__Task instructions__: Of the lines in these entries, how many contain the string "curve"? Give the number and nothing else.

__Task material__:

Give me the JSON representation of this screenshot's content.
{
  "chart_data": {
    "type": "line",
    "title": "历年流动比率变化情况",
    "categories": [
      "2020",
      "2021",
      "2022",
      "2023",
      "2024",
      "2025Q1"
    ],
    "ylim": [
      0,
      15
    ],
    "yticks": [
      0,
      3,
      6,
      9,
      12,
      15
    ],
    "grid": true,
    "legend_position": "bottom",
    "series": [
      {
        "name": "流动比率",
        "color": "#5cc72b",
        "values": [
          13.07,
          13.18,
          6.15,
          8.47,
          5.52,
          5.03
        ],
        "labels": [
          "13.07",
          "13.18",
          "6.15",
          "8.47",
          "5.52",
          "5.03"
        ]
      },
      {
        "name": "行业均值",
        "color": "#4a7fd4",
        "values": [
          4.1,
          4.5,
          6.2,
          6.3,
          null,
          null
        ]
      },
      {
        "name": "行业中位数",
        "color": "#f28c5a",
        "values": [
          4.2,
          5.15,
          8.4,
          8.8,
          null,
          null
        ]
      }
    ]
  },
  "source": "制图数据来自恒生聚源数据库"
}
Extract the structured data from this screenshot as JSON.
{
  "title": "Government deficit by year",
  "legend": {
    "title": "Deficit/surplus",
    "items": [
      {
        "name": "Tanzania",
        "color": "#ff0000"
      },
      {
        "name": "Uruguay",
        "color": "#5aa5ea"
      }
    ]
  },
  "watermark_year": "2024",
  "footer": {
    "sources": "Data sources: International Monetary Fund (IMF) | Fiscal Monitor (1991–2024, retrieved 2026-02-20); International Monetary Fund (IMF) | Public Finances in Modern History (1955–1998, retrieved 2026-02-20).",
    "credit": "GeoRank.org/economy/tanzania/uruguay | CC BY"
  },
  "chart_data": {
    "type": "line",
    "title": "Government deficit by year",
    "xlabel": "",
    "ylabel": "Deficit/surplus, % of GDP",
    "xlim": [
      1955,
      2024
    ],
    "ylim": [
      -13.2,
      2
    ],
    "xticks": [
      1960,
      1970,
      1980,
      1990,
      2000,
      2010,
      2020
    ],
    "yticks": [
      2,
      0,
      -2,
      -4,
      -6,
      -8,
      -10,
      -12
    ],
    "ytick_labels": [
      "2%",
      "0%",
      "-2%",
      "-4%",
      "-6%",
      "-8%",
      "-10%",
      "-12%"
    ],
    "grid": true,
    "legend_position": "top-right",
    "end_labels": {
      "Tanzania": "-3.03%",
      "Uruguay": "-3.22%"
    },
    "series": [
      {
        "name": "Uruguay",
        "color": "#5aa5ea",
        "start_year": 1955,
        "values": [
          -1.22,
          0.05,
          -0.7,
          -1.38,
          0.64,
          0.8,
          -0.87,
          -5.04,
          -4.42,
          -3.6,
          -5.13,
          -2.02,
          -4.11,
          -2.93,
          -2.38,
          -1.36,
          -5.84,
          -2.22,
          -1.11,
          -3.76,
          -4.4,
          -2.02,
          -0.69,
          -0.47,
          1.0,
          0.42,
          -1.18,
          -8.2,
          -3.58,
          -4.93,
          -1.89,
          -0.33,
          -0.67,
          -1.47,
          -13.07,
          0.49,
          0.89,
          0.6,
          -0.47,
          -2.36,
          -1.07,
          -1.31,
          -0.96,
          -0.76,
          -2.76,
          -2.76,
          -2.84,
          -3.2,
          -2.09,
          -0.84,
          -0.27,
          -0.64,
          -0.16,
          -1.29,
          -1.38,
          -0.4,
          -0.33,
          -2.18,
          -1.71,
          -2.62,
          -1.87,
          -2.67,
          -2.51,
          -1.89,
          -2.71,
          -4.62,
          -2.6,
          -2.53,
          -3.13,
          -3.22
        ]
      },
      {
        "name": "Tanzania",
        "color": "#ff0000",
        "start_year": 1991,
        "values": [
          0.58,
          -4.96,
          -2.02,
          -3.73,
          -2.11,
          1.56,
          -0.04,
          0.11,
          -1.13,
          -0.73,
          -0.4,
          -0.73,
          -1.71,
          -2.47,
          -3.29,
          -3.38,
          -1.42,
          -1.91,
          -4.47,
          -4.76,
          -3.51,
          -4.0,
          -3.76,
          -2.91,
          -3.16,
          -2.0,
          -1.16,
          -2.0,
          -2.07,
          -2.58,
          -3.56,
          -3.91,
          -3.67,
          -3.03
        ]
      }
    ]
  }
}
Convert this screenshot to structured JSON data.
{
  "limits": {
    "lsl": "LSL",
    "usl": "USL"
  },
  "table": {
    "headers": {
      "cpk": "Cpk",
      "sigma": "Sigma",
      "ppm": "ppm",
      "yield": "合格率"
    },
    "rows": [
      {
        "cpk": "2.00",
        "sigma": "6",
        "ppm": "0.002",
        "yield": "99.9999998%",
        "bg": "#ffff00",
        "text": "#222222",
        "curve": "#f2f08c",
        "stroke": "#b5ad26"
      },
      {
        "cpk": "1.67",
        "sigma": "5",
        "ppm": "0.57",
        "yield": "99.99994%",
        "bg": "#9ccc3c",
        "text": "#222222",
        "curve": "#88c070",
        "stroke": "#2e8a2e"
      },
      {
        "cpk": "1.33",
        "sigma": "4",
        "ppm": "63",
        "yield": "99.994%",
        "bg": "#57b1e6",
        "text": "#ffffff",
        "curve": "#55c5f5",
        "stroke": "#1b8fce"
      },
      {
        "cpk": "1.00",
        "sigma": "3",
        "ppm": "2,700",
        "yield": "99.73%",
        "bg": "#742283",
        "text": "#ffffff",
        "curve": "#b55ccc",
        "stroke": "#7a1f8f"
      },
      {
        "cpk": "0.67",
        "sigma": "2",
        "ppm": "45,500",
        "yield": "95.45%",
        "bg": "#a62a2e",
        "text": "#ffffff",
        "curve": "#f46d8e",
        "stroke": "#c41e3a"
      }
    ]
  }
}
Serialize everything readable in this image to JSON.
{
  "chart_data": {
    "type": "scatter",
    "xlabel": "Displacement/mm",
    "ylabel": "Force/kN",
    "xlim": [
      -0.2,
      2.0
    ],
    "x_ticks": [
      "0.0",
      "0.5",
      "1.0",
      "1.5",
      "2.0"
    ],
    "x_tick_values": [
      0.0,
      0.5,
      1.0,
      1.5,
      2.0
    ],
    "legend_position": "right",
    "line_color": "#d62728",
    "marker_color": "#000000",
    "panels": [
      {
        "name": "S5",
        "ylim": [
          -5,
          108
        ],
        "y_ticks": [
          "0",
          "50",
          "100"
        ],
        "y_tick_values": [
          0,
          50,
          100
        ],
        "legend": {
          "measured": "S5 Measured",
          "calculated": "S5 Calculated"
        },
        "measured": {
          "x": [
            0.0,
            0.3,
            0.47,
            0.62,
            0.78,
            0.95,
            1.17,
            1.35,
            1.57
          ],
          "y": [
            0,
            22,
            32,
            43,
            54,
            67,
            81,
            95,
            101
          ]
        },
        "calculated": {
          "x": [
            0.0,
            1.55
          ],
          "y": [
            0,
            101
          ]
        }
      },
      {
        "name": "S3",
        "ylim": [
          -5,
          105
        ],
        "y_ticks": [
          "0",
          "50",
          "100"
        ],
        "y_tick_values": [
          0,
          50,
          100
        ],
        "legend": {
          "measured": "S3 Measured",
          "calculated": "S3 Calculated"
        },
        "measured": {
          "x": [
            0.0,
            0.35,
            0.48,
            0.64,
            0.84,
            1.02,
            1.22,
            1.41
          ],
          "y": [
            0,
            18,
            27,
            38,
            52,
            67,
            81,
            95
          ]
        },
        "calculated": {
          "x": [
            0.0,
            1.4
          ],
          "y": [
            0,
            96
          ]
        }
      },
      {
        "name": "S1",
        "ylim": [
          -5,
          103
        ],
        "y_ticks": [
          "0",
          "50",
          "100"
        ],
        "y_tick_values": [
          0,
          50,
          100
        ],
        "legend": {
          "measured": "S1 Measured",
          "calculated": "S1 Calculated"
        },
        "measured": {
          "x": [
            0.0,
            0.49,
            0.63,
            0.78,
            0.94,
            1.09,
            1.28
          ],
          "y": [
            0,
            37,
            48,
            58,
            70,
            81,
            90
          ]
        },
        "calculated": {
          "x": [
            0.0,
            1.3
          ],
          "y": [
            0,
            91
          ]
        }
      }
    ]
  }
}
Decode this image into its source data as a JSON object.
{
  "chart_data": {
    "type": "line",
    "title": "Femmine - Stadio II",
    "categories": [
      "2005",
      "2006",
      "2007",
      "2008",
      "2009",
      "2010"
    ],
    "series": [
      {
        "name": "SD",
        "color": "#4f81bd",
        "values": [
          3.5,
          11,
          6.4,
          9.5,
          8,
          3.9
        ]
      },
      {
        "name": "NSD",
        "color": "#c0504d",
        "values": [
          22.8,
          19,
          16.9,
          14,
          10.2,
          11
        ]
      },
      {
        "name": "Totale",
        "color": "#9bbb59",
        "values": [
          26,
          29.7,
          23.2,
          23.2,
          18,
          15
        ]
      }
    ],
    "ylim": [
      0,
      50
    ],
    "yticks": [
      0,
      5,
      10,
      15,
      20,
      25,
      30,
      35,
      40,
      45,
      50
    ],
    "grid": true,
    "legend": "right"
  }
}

__Result of this task__: 5